### Provided data:
* * * * *
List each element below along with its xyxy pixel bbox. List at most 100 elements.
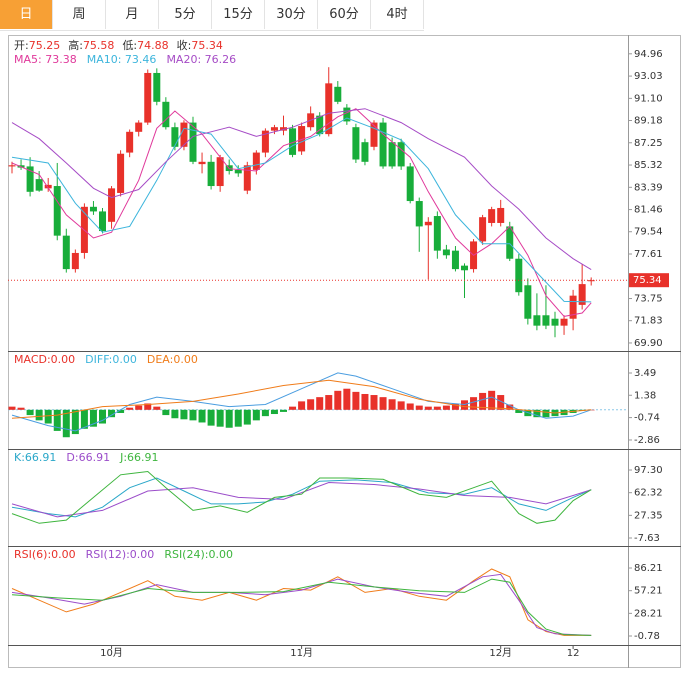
y-tick-label: 77.61 <box>634 249 663 260</box>
legend-entry: K:66.91 <box>14 451 56 464</box>
candle-body <box>379 122 387 167</box>
last-price-box <box>629 273 669 288</box>
macd-bar <box>352 391 360 410</box>
x-tick-label: 12 <box>567 648 580 659</box>
legend-entry: DEA:0.00 <box>147 353 198 366</box>
tab[interactable]: 30分 <box>265 0 318 29</box>
macd-bar <box>135 405 143 410</box>
tab[interactable]: 周 <box>53 0 106 29</box>
candle-body <box>569 295 577 319</box>
candle-body <box>388 142 396 167</box>
y-tick-label: 69.90 <box>634 338 663 349</box>
legend-entry: MA20: 76.26 <box>166 53 236 66</box>
candle-body <box>71 252 79 270</box>
y-tick-label: -0.78 <box>634 631 660 642</box>
macd-bar <box>370 395 378 410</box>
ohlc-info: 收:75.34 <box>177 38 223 52</box>
candle-body <box>198 161 206 165</box>
y-tick-label: 73.75 <box>634 294 663 305</box>
macd-bar <box>71 409 79 435</box>
y-tick-label: 85.32 <box>634 160 663 171</box>
macd-bar <box>261 409 269 417</box>
tab[interactable]: 60分 <box>318 0 371 29</box>
macd-bar <box>325 395 333 410</box>
indicator-line <box>11 470 592 524</box>
y-tick-label: 93.03 <box>634 71 663 82</box>
macd-bar <box>80 409 88 429</box>
macd-bar <box>198 409 206 423</box>
macd-bar <box>424 406 432 410</box>
candle-body <box>406 166 414 202</box>
x-tick-label: 11月 <box>290 647 313 659</box>
macd-bar <box>515 409 523 413</box>
indicator-line <box>11 108 592 317</box>
macd-bar <box>343 388 351 410</box>
candle-body <box>243 165 251 191</box>
macd-bar <box>225 409 233 428</box>
candle-body <box>370 122 378 147</box>
candle-body <box>325 83 333 135</box>
candle-body <box>89 206 97 212</box>
candle-body <box>433 216 441 251</box>
macd-bar <box>126 407 134 410</box>
macd-bar <box>216 409 224 427</box>
indicator-line <box>11 372 592 432</box>
period-tabs: 日 周 月 5分 15分 30分 60分 4时 <box>0 0 424 31</box>
ohlc-info: 低:74.88 <box>122 39 168 52</box>
candle-body <box>560 318 568 326</box>
y-tick-label: 79.54 <box>634 227 663 238</box>
tab[interactable]: 月 <box>106 0 159 29</box>
macd-bar <box>280 409 287 412</box>
candle-body <box>316 115 324 135</box>
y-tick-label: 97.30 <box>634 465 663 476</box>
ohlc-info: 开:75.25 <box>14 39 60 52</box>
macd-bar <box>62 409 70 438</box>
candle-body <box>488 209 496 223</box>
macd-bar <box>533 409 541 418</box>
candle-body <box>252 152 260 170</box>
indicator-line <box>11 573 592 636</box>
candle-body <box>289 128 297 155</box>
candle-body <box>189 122 197 162</box>
y-tick-label: 1.38 <box>634 390 656 401</box>
indicator-line <box>11 379 592 419</box>
candle-body <box>126 131 134 153</box>
macd-bar <box>461 400 468 410</box>
macd-bar <box>117 409 125 413</box>
ohlc-info: 高:75.58 <box>68 38 114 52</box>
macd-bar <box>406 403 414 410</box>
y-tick-label: 94.96 <box>634 49 663 60</box>
candle-body <box>234 169 242 174</box>
y-tick-label: 86.21 <box>634 563 663 574</box>
tab[interactable]: 5分 <box>159 0 212 29</box>
y-tick-label: -0.74 <box>634 413 660 424</box>
x-tick-label: 10月 <box>100 647 123 659</box>
candle-body <box>451 250 459 270</box>
macd-bar <box>243 409 251 425</box>
macd-bar <box>307 399 315 410</box>
candle-body <box>397 142 405 167</box>
y-tick-label: 89.18 <box>634 116 663 127</box>
candle-body <box>35 179 43 191</box>
candle-body <box>497 207 505 223</box>
indicator-line <box>11 117 592 303</box>
ohlc-label: 开: <box>14 39 29 52</box>
indicator-line <box>11 477 592 518</box>
macd-bar <box>99 409 106 424</box>
candle-body <box>270 127 278 131</box>
macd-bar <box>35 409 43 421</box>
candle-body <box>506 226 514 259</box>
legend-entry: RSI(24):0.00 <box>164 548 233 561</box>
candle-body <box>424 221 432 226</box>
macd-bar <box>470 397 478 410</box>
legend-entry: RSI(12):0.00 <box>86 548 155 561</box>
legend-entry: MA5: 73.38 <box>14 53 77 66</box>
ohlc-label: 收: <box>177 38 192 52</box>
macd-bar <box>171 409 179 419</box>
macd-bar <box>207 409 215 426</box>
tab[interactable]: 4时 <box>371 0 424 29</box>
tab[interactable]: 日 <box>0 0 53 29</box>
candle-body <box>53 186 61 236</box>
tab[interactable]: 15分 <box>212 0 265 29</box>
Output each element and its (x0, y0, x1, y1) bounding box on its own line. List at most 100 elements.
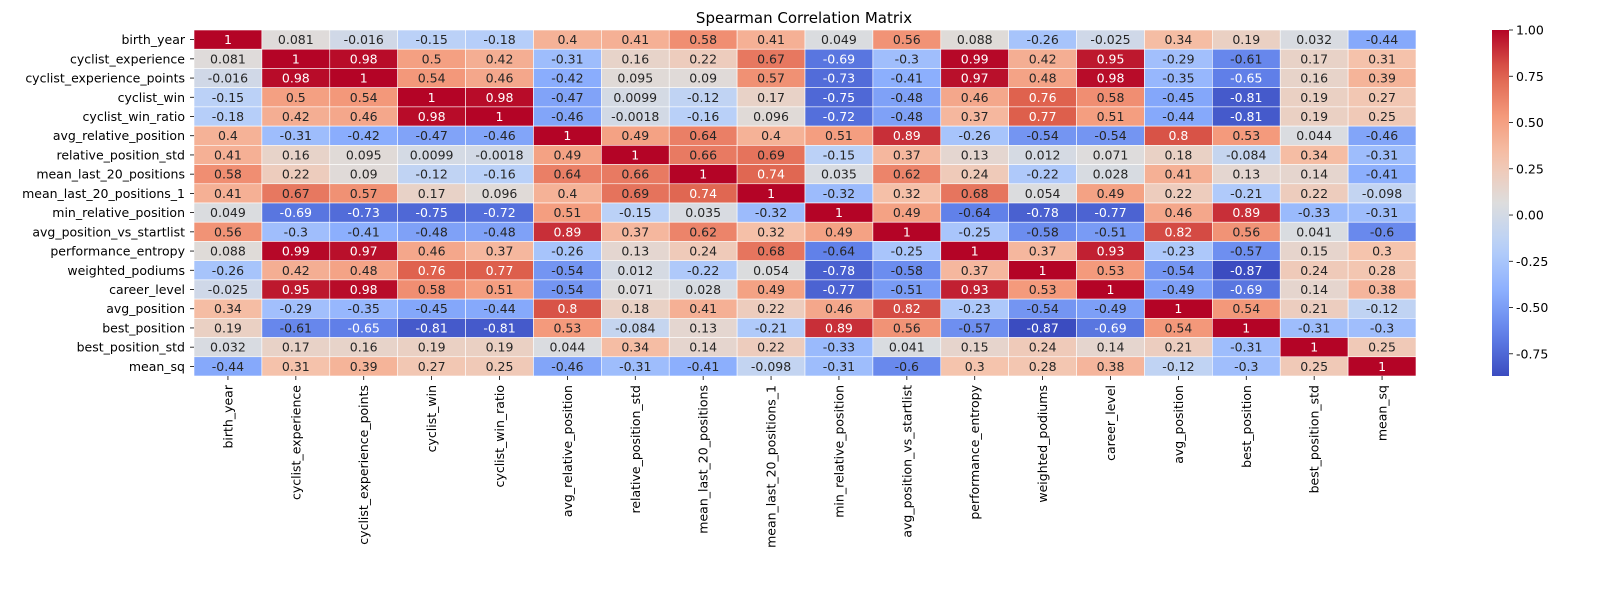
cell-value-label: 0.09 (689, 71, 717, 86)
cell-value-label: 0.27 (418, 359, 446, 374)
cell-value-label: -0.69 (823, 51, 855, 66)
x-tick-label: avg_relative_position (560, 385, 575, 517)
cell-value-label: -0.81 (1230, 90, 1262, 105)
cell-value-label: -0.48 (891, 109, 923, 124)
cell-value-label: 0.56 (893, 320, 921, 335)
cell-value-label: -0.15 (823, 147, 855, 162)
cell-value-label: 0.22 (1300, 186, 1328, 201)
cell-value-label: 0.24 (689, 244, 717, 259)
cell-value-label: 0.14 (1300, 282, 1328, 297)
cell-value-label: -0.72 (483, 205, 515, 220)
y-tick-label: avg_relative_position (53, 128, 185, 143)
cell-value-label: 0.044 (549, 340, 585, 355)
cell-value-label: 0.64 (553, 167, 581, 182)
cell-value-label: -0.44 (212, 359, 244, 374)
x-tick-label: birth_year (220, 384, 235, 448)
cell-value-label: -0.81 (415, 320, 447, 335)
cell-value-label: -0.69 (1230, 282, 1262, 297)
cell-value-label: 0.37 (486, 244, 514, 259)
y-tick-label: avg_position (106, 301, 185, 316)
cell-value-label: 1 (292, 51, 300, 66)
cell-value-label: 0.98 (486, 90, 514, 105)
cell-value-label: -0.78 (1026, 205, 1058, 220)
cell-value-label: -0.49 (1162, 282, 1194, 297)
colorbar-tick-label: 1.00 (1516, 23, 1544, 38)
x-tick-labels: birth_year cyclist_experience cyclist_expe… (220, 376, 1390, 548)
cell-value-label: 0.89 (893, 128, 921, 143)
cell-value-label: 0.095 (617, 71, 653, 86)
cell-value-label: 0.21 (1300, 301, 1328, 316)
cell-value-label: 0.4 (557, 32, 577, 47)
cell-value-label: 0.51 (1097, 109, 1125, 124)
cell-value-label: -0.87 (1230, 263, 1262, 278)
cell-value-label: 0.8 (1168, 128, 1188, 143)
cell-value-label: 0.14 (689, 340, 717, 355)
colorbar-tick-label: 0.50 (1516, 115, 1544, 130)
cell-value-label: 0.044 (1296, 128, 1332, 143)
cell-value-label: 1 (903, 224, 911, 239)
cell-value-label: -0.77 (1094, 205, 1126, 220)
cell-value-label: 0.49 (621, 128, 649, 143)
y-tick-label: best_position (102, 320, 185, 335)
cell-value-label: -0.31 (1366, 147, 1398, 162)
cell-value-label: -0.42 (551, 71, 583, 86)
cell-value-label: 0.46 (350, 109, 378, 124)
x-tick-label: best_position_std (1307, 385, 1322, 493)
cell-value-label: -0.75 (823, 90, 855, 105)
cell-value-label: -0.61 (280, 320, 312, 335)
cell-value-label: -0.44 (483, 301, 515, 316)
cell-value-label: -0.0018 (611, 109, 659, 124)
cell-value-label: 0.012 (1025, 147, 1061, 162)
cell-value-label: 0.46 (961, 90, 989, 105)
x-tick-label: cyclist_win (424, 385, 439, 452)
cell-value-label: 0.69 (757, 147, 785, 162)
cell-value-label: 0.69 (621, 186, 649, 201)
cell-value-label: 0.41 (1164, 167, 1192, 182)
cell-value-label: 0.42 (486, 51, 514, 66)
cell-value-label: 0.8 (557, 301, 577, 316)
cell-value-label: 0.096 (753, 109, 789, 124)
cell-value-label: 1 (1039, 263, 1047, 278)
cell-value-label: 0.5 (422, 51, 442, 66)
cell-value-label: -0.3 (1370, 320, 1394, 335)
cell-value-label: -0.72 (823, 109, 855, 124)
cell-value-label: 0.74 (757, 167, 785, 182)
cell-value-label: -0.46 (551, 359, 583, 374)
y-tick-label: cyclist_experience_points (25, 71, 185, 86)
cell-value-label: 0.56 (893, 32, 921, 47)
cell-value-label: -0.025 (1090, 32, 1130, 47)
cell-value-label: -0.21 (1230, 186, 1262, 201)
cell-value-label: 0.56 (1232, 224, 1260, 239)
y-tick-label: cyclist_experience (70, 51, 185, 66)
cell-value-label: 1 (428, 90, 436, 105)
cell-value-label: 0.64 (689, 128, 717, 143)
cell-value-label: -0.31 (551, 51, 583, 66)
cell-value-label: 0.071 (1093, 147, 1129, 162)
cell-value-label: 0.98 (418, 109, 446, 124)
cell-value-label: 0.93 (961, 282, 989, 297)
cell-value-label: -0.42 (348, 128, 380, 143)
cell-value-label: -0.51 (1094, 224, 1126, 239)
cell-value-label: -0.54 (551, 282, 583, 297)
cell-value-label: 0.27 (1368, 90, 1396, 105)
cell-value-label: -0.0018 (475, 147, 523, 162)
cell-value-label: 0.58 (689, 32, 717, 47)
cell-value-label: 0.51 (825, 128, 853, 143)
cell-value-label: 0.25 (1368, 109, 1396, 124)
cell-value-label: 0.028 (1093, 167, 1129, 182)
cell-value-label: 0.66 (621, 167, 649, 182)
x-tick-label: performance_entropy (967, 384, 982, 519)
cell-value-label: 0.09 (350, 167, 378, 182)
cell-value-label: -0.54 (1162, 263, 1194, 278)
cell-value-label: -0.81 (1230, 109, 1262, 124)
cell-value-label: 1 (835, 205, 843, 220)
chart-title: Spearman Correlation Matrix (696, 9, 912, 27)
cell-value-label: 0.95 (1097, 51, 1125, 66)
cell-value-label: -0.31 (280, 128, 312, 143)
cell-value-label: 0.58 (1097, 90, 1125, 105)
cell-value-label: -0.45 (1162, 90, 1194, 105)
cell-value-label: -0.48 (415, 224, 447, 239)
y-tick-label: career_level (109, 282, 185, 297)
cell-value-label: -0.12 (1162, 359, 1194, 374)
colorbar (1492, 30, 1509, 376)
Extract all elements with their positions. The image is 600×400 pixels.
* * * * *
### Aim of the exercise:
Copy the lines from the line with "y-tick-label: 77.61 <box>634" through the line with "legend-entry: MA20: 76.26", both included, reproducing each one without any change.

### Written answer:
y-tick-label: 77.61 <box>634 249 663 260</box>
legend-entry: K:66.91 <box>14 451 56 464</box>
candle-body <box>379 122 387 167</box>
last-price-box <box>629 273 669 288</box>
macd-bar <box>352 391 360 410</box>
x-tick-label: 12 <box>567 648 580 659</box>
legend-entry: DEA:0.00 <box>147 353 198 366</box>
tab[interactable]: 30分 <box>265 0 318 29</box>
macd-bar <box>135 405 143 410</box>
tab[interactable]: 周 <box>53 0 106 29</box>
candle-body <box>569 295 577 319</box>
candle-body <box>388 142 396 167</box>
y-tick-label: 69.90 <box>634 338 663 349</box>
legend-entry: MA20: 76.26 <box>166 53 236 66</box>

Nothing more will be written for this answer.